Request:
Repeat every record below exactly as written.

Recorded data:
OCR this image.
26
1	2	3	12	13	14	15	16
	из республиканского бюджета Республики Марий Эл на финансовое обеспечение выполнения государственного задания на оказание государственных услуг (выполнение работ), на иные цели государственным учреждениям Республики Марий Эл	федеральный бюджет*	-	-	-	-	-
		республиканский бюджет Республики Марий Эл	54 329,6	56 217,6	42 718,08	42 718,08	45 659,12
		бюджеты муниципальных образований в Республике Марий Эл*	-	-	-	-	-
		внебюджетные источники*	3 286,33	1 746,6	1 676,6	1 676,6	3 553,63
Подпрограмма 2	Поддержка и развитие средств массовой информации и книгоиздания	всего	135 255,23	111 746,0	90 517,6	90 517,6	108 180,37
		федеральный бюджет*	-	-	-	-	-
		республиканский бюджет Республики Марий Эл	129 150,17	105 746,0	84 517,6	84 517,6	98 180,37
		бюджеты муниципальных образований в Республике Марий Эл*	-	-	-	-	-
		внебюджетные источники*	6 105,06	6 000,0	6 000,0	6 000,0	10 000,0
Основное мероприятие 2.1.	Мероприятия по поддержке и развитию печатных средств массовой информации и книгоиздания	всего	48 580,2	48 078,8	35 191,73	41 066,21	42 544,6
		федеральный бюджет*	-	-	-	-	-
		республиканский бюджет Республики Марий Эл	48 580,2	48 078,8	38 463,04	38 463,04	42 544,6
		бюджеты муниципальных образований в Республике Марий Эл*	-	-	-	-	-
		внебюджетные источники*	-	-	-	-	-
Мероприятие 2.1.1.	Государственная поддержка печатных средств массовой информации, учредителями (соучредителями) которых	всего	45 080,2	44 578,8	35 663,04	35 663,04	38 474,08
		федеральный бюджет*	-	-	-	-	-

Completed task:
OCR this image.
26
1	2	3	12	13	14	15	16
	из республиканского бюджета Республики Марий Эл на финансовое обеспечение выполнения государственного задания на оказание государственных услуг (выполнение работ), на иные цели государственным учреждениям Республики Марий Эл	федеральный бюджет*	-	-	-	-	-
		республиканский бюджет Республики Марий Эл	54 329,6	56 217,6	42 718,08	42 718,08	45 659,12
		бюджеты муниципальных образований в Республике Марий Эл*	-	-	-	-	-
		внебюджетные источники*	3 286,33	1 746,6	1 676,6	1 676,6	3 553,63
Подпрограмма 2	Поддержка и развитие средств массовой информации и книгоиздания	всего	135 255,23	111 746,0	90 517,6	90 517,6	108 180,37
		федеральный бюджет*	-	-	-	-	-
		республиканский бюджет Республики Марий Эл	129 150,17	105 746,0	84 517,6	84 517,6	98 180,37
		бюджеты муниципальных образований в Республике Марий Эл*	-	-	-	-	-
		внебюджетные источники*	6 105,06	6 000,0	6 000,0	6 000,0	10 000,0
Основное мероприятие 2.1.	Мероприятия по поддержке и развитию печатных средств массовой информации и книгоиздания	всего	48 580,2	48 078,8	35 191,73	41 066,21	42 544,6
		федеральный бюджет*	-	-	-	-	-
		республиканский бюджет Республики Марий Эл	48 580,2	48 078,8	38 463,04	38 463,04	42 544,6
		бюджеты муниципальных образований в Республике Марий Эл*	-	-	-	-	-
		внебюджетные источники*	-	-	-	-	-
Мероприятие 2.1.1.	Государственная поддержка печатных средств массовой информации, учредителями (соучредителями) которых	всего	45 080,2	44 578,8	35 663,04	35 663,04	38 474,08
		федеральный бюджет*	-	-	-	-	-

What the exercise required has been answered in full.